Material supplied Start Marker

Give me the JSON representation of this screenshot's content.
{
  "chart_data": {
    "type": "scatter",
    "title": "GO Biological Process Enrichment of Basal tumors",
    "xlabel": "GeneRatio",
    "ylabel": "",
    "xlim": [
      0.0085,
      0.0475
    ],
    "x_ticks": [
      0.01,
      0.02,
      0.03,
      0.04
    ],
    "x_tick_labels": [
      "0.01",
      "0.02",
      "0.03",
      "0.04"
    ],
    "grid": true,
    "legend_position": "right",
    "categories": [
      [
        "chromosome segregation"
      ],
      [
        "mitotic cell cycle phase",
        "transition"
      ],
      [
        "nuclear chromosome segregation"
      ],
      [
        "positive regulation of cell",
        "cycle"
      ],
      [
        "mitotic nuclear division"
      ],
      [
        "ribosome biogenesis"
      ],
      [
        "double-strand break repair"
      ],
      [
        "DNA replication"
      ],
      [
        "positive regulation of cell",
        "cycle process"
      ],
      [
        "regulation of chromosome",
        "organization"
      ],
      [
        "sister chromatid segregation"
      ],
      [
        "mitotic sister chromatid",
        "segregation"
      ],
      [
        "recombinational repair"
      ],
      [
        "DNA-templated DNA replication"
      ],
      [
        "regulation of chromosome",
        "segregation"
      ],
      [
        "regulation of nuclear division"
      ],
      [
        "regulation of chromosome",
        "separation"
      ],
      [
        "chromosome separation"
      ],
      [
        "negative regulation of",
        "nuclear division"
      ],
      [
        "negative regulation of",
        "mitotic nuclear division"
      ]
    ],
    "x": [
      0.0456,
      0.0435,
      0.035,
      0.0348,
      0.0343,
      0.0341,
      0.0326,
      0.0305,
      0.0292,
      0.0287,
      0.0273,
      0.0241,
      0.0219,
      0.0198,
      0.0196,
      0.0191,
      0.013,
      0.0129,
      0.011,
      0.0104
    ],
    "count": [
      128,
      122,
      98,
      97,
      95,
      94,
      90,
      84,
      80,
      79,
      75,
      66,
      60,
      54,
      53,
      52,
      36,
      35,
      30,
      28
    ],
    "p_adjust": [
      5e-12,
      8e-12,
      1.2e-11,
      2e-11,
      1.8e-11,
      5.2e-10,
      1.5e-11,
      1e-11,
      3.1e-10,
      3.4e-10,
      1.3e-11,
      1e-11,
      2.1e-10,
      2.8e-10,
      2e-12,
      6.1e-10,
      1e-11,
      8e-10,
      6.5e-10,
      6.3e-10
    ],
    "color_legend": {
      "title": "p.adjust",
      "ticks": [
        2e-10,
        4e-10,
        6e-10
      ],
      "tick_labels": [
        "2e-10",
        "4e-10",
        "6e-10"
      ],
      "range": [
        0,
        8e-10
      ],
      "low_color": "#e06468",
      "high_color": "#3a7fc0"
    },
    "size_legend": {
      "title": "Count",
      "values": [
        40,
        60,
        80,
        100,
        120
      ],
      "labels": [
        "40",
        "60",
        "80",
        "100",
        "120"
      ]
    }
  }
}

Material supplied End Marker

• Work task:
The full set of entries must be restated exactly, with none omitted.

• Solved problem:
Give me the JSON representation of this screenshot's content.
{
  "chart_data": {
    "type": "scatter",
    "title": "GO Biological Process Enrichment of Basal tumors",
    "xlabel": "GeneRatio",
    "ylabel": "",
    "xlim": [
      0.0085,
      0.0475
    ],
    "x_ticks": [
      0.01,
      0.02,
      0.03,
      0.04
    ],
    "x_tick_labels": [
      "0.01",
      "0.02",
      "0.03",
      "0.04"
    ],
    "grid": true,
    "legend_position": "right",
    "categories": [
      [
        "chromosome segregation"
      ],
      [
        "mitotic cell cycle phase",
        "transition"
      ],
      [
        "nuclear chromosome segregation"
      ],
      [
        "positive regulation of cell",
        "cycle"
      ],
      [
        "mitotic nuclear division"
      ],
      [
        "ribosome biogenesis"
      ],
      [
        "double-strand break repair"
      ],
      [
        "DNA replication"
      ],
      [
        "positive regulation of cell",
        "cycle process"
      ],
      [
        "regulation of chromosome",
        "organization"
      ],
      [
        "sister chromatid segregation"
      ],
      [
        "mitotic sister chromatid",
        "segregation"
      ],
      [
        "recombinational repair"
      ],
      [
        "DNA-templated DNA replication"
      ],
      [
        "regulation of chromosome",
        "segregation"
      ],
      [
        "regulation of nuclear division"
      ],
      [
        "regulation of chromosome",
        "separation"
      ],
      [
        "chromosome separation"
      ],
      [
        "negative regulation of",
        "nuclear division"
      ],
      [
        "negative regulation of",
        "mitotic nuclear division"
      ]
    ],
    "x": [
      0.0456,
      0.0435,
      0.035,
      0.0348,
      0.0343,
      0.0341,
      0.0326,
      0.0305,
      0.0292,
      0.0287,
      0.0273,
      0.0241,
      0.0219,
      0.0198,
      0.0196,
      0.0191,
      0.013,
      0.0129,
      0.011,
      0.0104
    ],
    "count": [
      128,
      122,
      98,
      97,
      95,
      94,
      90,
      84,
      80,
      79,
      75,
      66,
      60,
      54,
      53,
      52,
      36,
      35,
      30,
      28
    ],
    "p_adjust": [
      5e-12,
      8e-12,
      1.2e-11,
      2e-11,
      1.8e-11,
      5.2e-10,
      1.5e-11,
      1e-11,
      3.1e-10,
      3.4e-10,
      1.3e-11,
      1e-11,
      2.1e-10,
      2.8e-10,
      2e-12,
      6.1e-10,
      1e-11,
      8e-10,
      6.5e-10,
      6.3e-10
    ],
    "color_legend": {
      "title": "p.adjust",
      "ticks": [
        2e-10,
        4e-10,
        6e-10
      ],
      "tick_labels": [
        "2e-10",
        "4e-10",
        "6e-10"
      ],
      "range": [
        0,
        8e-10
      ],
      "low_color": "#e06468",
      "high_color": "#3a7fc0"
    },
    "size_legend": {
      "title": "Count",
      "values": [
        40,
        60,
        80,
        100,
        120
      ],
      "labels": [
        "40",
        "60",
        "80",
        "100",
        "120"
      ]
    }
  }
}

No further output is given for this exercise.